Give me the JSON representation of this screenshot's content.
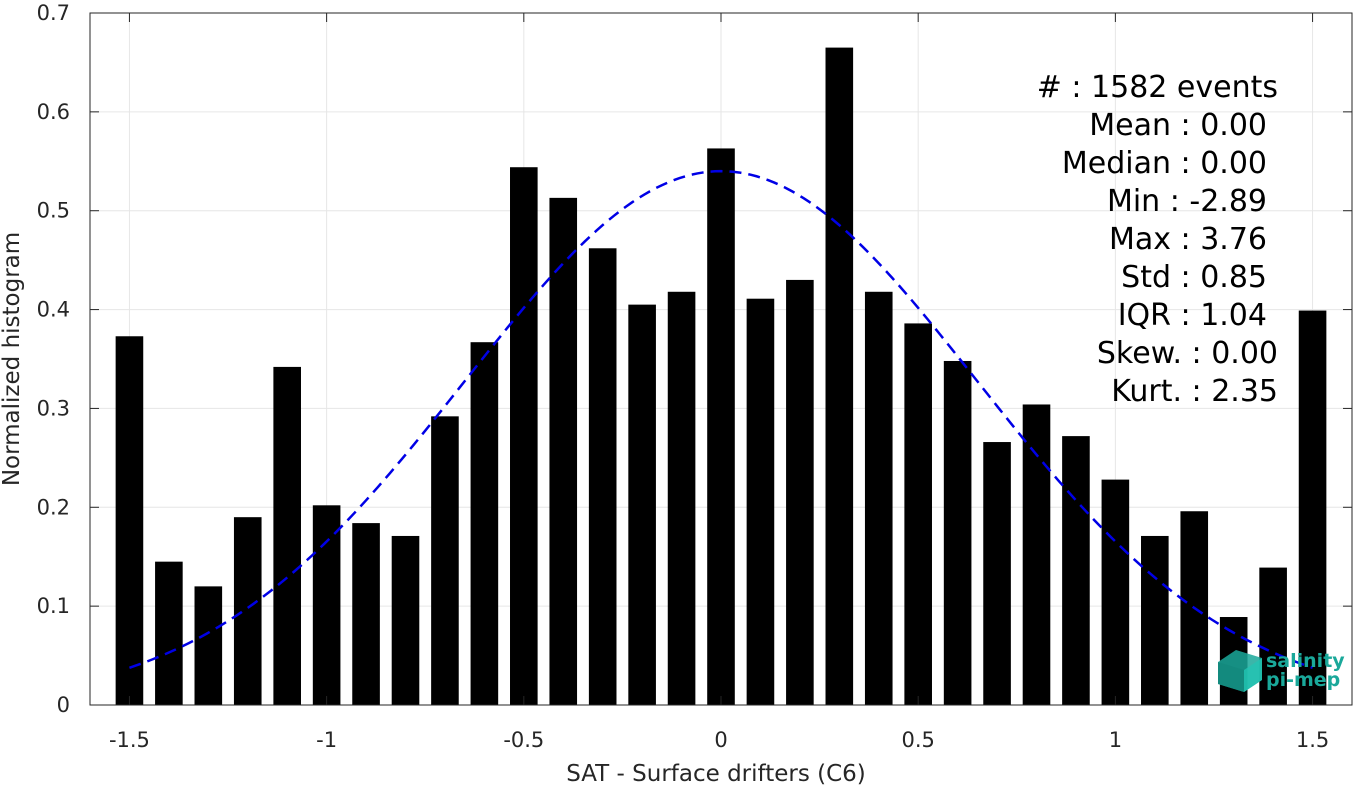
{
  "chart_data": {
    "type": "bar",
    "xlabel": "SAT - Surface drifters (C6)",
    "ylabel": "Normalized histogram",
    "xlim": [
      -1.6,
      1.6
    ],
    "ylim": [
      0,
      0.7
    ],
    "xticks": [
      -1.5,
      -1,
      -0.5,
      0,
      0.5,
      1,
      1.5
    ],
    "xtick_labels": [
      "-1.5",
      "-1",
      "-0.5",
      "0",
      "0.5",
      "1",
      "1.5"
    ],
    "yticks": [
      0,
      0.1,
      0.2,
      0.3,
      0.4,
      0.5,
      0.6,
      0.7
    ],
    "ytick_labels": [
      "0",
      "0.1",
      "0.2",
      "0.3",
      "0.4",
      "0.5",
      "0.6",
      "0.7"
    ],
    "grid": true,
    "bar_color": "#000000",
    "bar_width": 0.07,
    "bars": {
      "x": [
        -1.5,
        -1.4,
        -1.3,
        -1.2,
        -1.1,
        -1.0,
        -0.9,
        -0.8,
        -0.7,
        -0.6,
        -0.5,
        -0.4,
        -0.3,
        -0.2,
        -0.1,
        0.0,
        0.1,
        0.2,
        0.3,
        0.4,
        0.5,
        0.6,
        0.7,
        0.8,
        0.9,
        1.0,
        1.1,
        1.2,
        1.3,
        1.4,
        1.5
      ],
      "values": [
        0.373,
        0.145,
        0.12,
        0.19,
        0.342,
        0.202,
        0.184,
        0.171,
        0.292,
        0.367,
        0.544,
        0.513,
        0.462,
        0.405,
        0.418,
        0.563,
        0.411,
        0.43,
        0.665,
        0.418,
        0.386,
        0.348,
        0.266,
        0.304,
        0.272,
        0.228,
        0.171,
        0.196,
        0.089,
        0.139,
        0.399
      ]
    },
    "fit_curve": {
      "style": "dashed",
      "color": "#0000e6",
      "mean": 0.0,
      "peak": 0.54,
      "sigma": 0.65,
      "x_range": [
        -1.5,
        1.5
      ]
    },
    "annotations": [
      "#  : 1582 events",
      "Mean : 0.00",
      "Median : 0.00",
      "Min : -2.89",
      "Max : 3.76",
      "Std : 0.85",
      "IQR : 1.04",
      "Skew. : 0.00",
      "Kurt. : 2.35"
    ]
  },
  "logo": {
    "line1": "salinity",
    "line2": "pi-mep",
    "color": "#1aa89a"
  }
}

==

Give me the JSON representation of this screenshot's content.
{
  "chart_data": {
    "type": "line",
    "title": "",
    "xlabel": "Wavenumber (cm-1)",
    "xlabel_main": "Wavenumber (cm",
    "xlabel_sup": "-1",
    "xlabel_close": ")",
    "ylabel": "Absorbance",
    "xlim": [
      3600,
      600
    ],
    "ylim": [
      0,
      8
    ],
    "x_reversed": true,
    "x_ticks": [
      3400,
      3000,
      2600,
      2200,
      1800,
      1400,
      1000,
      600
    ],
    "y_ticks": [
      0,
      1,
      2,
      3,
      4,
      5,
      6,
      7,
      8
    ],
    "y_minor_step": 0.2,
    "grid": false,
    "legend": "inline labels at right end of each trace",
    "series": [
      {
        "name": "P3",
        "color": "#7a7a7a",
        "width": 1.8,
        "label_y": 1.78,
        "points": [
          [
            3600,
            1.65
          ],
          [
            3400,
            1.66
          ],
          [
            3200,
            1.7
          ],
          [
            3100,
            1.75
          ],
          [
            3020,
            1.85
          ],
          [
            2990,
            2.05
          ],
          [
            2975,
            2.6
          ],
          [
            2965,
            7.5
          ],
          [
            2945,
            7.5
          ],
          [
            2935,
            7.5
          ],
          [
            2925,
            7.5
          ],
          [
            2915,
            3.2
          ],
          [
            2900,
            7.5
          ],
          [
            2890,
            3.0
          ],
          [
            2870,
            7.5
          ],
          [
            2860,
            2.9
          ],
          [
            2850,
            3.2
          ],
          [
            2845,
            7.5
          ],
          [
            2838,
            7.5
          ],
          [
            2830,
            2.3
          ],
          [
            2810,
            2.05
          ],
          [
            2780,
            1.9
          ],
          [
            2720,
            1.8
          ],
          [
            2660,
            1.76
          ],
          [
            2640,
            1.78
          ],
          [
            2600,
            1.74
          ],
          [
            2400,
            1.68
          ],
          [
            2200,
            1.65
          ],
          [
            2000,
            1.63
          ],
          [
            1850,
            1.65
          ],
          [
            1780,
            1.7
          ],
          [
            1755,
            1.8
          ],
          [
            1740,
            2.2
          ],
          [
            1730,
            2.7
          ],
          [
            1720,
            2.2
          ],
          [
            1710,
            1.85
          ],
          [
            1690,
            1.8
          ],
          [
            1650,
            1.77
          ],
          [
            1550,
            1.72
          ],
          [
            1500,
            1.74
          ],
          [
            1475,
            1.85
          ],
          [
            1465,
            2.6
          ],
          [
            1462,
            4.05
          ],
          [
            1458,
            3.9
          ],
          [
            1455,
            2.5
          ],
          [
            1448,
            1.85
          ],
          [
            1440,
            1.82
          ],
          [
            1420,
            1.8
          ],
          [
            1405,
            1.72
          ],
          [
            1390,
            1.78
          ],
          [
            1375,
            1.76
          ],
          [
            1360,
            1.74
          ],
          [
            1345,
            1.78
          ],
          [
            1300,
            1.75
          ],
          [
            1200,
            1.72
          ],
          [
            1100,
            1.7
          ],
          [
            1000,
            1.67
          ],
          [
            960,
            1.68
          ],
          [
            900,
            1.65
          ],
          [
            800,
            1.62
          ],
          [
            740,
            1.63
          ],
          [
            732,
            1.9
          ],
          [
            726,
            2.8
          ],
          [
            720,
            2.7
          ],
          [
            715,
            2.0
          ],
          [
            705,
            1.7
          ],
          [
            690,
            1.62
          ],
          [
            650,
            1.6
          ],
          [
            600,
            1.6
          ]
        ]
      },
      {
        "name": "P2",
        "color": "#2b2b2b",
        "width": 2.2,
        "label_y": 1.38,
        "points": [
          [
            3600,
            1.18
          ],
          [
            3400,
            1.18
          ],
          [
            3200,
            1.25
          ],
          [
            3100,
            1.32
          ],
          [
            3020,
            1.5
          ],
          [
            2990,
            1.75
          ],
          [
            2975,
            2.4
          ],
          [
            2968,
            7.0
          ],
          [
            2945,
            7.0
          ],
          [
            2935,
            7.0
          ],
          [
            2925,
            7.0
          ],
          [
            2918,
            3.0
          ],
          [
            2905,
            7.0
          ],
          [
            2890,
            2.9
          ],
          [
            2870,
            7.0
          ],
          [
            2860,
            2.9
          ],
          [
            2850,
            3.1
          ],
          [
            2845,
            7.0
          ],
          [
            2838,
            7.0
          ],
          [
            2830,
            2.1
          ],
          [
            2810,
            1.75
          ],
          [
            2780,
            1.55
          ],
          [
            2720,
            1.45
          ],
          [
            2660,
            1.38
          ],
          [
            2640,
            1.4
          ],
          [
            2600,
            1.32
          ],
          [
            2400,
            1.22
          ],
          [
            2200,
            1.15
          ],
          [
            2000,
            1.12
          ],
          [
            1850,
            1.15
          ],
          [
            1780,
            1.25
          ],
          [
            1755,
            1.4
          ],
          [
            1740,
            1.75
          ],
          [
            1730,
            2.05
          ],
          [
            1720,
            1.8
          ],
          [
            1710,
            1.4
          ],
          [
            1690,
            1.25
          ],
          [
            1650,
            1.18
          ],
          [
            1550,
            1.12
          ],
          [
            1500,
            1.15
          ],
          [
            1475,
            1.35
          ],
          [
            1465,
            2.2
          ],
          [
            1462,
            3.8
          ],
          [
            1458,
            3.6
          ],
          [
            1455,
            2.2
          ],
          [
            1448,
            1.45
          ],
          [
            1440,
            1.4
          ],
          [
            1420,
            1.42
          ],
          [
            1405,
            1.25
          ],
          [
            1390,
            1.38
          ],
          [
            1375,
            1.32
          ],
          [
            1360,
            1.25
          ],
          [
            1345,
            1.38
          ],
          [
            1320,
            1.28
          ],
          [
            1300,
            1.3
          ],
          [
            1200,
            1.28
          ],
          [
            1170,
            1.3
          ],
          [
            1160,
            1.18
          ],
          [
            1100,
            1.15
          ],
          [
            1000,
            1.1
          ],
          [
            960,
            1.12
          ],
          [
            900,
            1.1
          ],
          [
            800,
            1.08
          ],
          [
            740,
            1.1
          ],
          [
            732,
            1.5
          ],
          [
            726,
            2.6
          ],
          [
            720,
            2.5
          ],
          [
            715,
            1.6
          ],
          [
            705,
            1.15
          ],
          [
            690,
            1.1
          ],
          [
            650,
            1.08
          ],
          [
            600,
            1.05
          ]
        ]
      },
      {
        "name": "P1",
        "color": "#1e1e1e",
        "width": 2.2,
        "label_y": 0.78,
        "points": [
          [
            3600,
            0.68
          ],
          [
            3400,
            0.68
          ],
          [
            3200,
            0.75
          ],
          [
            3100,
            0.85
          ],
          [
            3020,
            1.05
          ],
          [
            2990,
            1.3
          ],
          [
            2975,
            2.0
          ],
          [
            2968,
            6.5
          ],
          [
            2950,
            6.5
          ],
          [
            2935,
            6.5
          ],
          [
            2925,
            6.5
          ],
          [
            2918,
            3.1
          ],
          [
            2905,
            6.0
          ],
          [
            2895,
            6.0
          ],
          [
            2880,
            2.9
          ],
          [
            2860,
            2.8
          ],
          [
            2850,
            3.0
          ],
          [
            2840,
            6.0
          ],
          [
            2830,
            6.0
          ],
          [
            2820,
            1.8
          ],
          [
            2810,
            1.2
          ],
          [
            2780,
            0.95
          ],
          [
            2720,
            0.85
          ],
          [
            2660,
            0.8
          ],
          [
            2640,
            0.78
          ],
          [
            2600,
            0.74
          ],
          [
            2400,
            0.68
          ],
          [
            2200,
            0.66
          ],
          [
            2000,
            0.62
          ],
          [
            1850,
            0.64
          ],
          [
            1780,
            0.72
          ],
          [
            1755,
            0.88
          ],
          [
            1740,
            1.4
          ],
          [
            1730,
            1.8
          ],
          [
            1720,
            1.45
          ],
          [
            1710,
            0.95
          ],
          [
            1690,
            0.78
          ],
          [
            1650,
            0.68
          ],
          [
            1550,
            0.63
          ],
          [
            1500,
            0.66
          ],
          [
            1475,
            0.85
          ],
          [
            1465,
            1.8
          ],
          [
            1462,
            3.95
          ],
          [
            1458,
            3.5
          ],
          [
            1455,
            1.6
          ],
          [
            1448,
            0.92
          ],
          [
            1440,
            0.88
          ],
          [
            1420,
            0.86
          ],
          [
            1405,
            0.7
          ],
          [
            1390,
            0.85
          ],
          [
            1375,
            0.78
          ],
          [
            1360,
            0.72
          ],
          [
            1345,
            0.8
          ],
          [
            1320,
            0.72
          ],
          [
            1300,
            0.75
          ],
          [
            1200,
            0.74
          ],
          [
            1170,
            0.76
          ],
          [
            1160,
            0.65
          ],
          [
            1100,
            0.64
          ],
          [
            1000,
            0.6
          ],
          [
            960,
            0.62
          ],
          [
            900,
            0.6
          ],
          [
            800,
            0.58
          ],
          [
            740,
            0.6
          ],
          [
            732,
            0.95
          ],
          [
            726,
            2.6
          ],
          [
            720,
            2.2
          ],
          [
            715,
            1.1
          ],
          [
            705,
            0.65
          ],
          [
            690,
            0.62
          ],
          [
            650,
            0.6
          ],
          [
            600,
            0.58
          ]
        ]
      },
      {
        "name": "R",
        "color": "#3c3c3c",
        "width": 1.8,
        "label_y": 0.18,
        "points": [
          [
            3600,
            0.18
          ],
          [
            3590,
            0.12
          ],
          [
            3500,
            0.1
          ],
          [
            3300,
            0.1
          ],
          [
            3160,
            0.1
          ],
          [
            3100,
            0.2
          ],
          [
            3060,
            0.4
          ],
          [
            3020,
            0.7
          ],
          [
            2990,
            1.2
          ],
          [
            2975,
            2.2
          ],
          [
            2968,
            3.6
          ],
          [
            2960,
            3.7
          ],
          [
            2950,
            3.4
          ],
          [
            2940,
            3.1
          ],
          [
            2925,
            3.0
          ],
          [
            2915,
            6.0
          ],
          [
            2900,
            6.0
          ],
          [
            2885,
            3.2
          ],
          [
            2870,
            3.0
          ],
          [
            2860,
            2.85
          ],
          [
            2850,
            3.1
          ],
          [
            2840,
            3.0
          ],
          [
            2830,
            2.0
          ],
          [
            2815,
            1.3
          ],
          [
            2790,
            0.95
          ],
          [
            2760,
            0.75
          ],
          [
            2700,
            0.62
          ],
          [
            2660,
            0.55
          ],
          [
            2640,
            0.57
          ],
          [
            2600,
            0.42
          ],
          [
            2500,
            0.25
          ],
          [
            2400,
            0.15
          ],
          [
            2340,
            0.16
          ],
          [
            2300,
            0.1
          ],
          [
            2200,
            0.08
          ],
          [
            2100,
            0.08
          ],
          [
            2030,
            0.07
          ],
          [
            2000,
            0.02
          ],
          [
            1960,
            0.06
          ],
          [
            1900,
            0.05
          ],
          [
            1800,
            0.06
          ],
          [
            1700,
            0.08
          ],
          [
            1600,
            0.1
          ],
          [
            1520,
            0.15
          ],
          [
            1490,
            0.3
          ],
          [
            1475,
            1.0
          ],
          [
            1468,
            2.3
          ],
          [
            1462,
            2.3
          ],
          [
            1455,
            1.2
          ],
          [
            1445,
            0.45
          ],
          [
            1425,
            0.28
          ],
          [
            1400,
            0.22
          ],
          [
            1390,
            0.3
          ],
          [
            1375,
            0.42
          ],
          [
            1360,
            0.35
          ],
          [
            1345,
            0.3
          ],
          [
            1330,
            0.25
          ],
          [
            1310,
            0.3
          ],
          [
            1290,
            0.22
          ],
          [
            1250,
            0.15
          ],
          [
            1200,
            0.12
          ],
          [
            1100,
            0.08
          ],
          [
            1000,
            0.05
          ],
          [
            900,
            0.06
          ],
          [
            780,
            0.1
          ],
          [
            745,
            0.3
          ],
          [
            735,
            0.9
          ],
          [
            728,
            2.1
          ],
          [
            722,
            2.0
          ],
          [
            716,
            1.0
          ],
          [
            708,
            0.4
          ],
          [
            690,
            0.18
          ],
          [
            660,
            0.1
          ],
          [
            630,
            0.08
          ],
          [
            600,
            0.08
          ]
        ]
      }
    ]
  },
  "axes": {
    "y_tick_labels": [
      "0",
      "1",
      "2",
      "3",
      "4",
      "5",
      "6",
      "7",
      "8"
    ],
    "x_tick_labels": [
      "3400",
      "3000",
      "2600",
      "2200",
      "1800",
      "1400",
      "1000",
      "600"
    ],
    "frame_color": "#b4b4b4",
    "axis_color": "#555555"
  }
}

* * *

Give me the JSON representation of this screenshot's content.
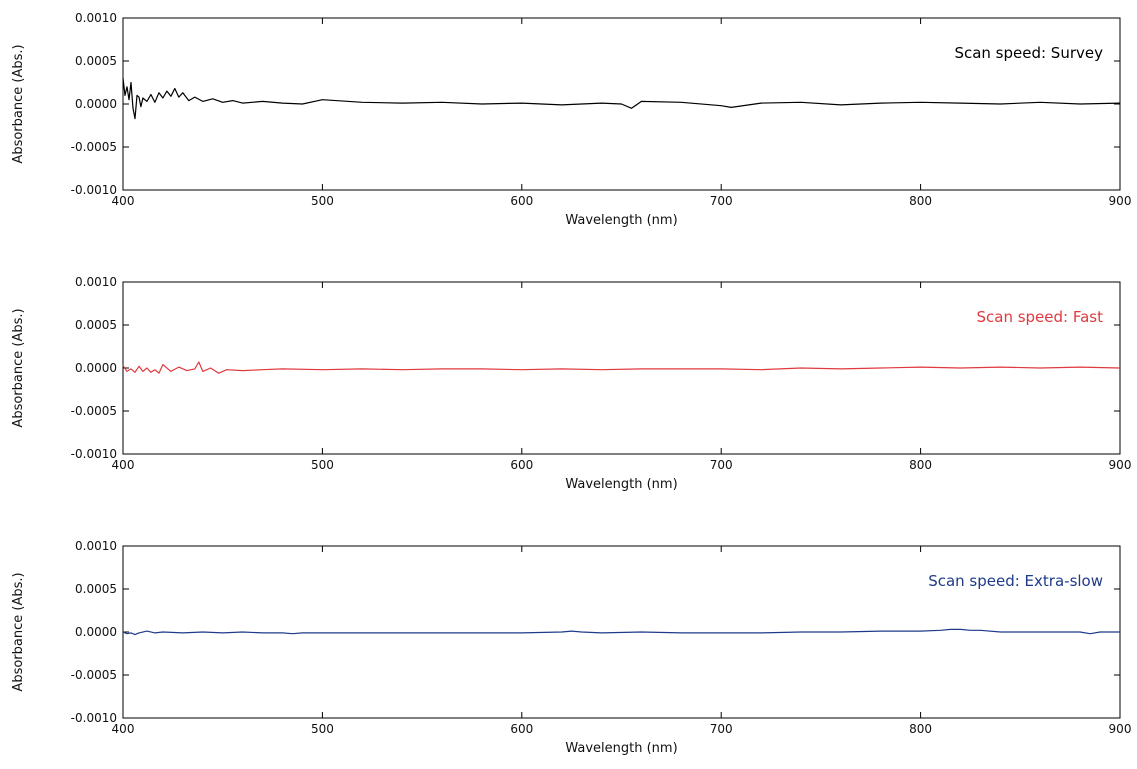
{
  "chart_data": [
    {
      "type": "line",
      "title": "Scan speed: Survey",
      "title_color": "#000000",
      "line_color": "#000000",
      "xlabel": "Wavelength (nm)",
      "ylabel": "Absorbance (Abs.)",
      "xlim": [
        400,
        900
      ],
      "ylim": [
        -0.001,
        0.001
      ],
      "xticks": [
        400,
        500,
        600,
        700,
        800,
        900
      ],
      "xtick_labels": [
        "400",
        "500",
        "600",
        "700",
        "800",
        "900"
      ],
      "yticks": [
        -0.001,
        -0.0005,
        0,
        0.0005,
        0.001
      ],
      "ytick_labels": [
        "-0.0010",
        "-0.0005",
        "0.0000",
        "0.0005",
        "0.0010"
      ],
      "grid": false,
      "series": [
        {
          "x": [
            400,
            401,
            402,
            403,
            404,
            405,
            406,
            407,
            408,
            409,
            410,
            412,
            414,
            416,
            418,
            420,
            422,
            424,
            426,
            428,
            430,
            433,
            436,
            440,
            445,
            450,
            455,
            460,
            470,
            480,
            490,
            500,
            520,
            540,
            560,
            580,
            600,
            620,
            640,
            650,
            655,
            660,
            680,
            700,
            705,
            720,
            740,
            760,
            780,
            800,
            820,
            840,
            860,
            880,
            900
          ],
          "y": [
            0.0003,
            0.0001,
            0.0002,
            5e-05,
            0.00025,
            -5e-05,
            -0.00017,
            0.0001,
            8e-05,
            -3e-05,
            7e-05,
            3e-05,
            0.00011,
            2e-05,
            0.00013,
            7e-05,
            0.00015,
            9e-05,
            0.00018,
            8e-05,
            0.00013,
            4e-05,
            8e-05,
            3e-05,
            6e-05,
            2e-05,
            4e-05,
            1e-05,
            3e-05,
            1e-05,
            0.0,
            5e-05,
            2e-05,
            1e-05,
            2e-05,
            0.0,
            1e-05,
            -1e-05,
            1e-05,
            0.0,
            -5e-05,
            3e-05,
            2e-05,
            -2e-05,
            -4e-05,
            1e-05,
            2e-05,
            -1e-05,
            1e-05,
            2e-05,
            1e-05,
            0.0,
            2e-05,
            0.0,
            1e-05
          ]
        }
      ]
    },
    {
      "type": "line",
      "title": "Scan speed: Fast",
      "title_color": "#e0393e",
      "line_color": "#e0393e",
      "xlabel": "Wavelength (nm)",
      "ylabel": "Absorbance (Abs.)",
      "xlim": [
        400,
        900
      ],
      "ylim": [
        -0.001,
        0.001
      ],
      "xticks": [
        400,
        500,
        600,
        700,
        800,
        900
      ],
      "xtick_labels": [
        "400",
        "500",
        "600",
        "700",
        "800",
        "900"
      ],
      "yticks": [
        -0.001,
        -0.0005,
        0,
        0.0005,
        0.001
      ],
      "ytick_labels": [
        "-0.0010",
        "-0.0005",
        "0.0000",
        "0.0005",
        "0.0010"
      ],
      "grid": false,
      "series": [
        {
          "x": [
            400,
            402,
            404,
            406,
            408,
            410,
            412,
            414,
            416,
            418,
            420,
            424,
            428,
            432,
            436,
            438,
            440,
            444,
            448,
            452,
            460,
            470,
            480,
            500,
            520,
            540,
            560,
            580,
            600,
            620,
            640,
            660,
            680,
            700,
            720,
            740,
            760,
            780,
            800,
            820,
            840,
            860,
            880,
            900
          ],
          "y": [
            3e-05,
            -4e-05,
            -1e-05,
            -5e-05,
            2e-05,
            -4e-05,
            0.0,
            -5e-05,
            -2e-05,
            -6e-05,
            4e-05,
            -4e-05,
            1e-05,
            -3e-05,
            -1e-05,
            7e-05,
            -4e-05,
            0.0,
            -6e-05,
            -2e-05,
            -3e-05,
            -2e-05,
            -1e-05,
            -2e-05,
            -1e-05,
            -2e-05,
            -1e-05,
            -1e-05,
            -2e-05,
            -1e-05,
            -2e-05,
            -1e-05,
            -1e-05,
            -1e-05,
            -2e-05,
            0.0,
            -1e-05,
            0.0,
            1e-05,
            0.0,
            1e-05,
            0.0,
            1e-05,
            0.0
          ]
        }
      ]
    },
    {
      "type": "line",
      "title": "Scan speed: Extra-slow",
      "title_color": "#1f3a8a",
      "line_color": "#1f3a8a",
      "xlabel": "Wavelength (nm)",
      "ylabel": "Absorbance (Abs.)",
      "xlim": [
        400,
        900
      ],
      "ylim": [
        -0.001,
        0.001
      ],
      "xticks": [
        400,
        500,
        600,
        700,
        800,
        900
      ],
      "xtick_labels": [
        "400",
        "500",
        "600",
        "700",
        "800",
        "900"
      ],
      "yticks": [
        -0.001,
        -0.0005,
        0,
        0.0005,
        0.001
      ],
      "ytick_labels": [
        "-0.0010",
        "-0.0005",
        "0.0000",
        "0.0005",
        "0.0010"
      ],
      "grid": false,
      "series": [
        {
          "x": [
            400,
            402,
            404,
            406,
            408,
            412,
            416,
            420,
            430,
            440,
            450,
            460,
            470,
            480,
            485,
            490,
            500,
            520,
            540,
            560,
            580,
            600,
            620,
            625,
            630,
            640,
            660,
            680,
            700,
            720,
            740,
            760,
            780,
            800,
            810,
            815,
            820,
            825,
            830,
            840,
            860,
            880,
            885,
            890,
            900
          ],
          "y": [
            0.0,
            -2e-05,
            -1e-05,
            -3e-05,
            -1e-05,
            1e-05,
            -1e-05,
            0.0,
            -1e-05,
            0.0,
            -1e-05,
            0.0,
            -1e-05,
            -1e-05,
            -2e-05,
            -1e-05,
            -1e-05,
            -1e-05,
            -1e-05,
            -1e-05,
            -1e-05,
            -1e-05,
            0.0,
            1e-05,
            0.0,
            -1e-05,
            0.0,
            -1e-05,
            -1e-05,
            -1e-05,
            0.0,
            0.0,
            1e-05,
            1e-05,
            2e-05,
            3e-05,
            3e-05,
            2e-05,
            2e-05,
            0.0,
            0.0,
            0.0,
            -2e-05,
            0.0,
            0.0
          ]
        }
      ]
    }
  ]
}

## WHAT YOU HAVE TO DO
Look over the listing. Pull out every line with the string "Scan" in it.

## FINISHED EXERCISE
      "title": "Scan speed: Survey",
      "title": "Scan speed: Fast",
      "title": "Scan speed: Extra-slow",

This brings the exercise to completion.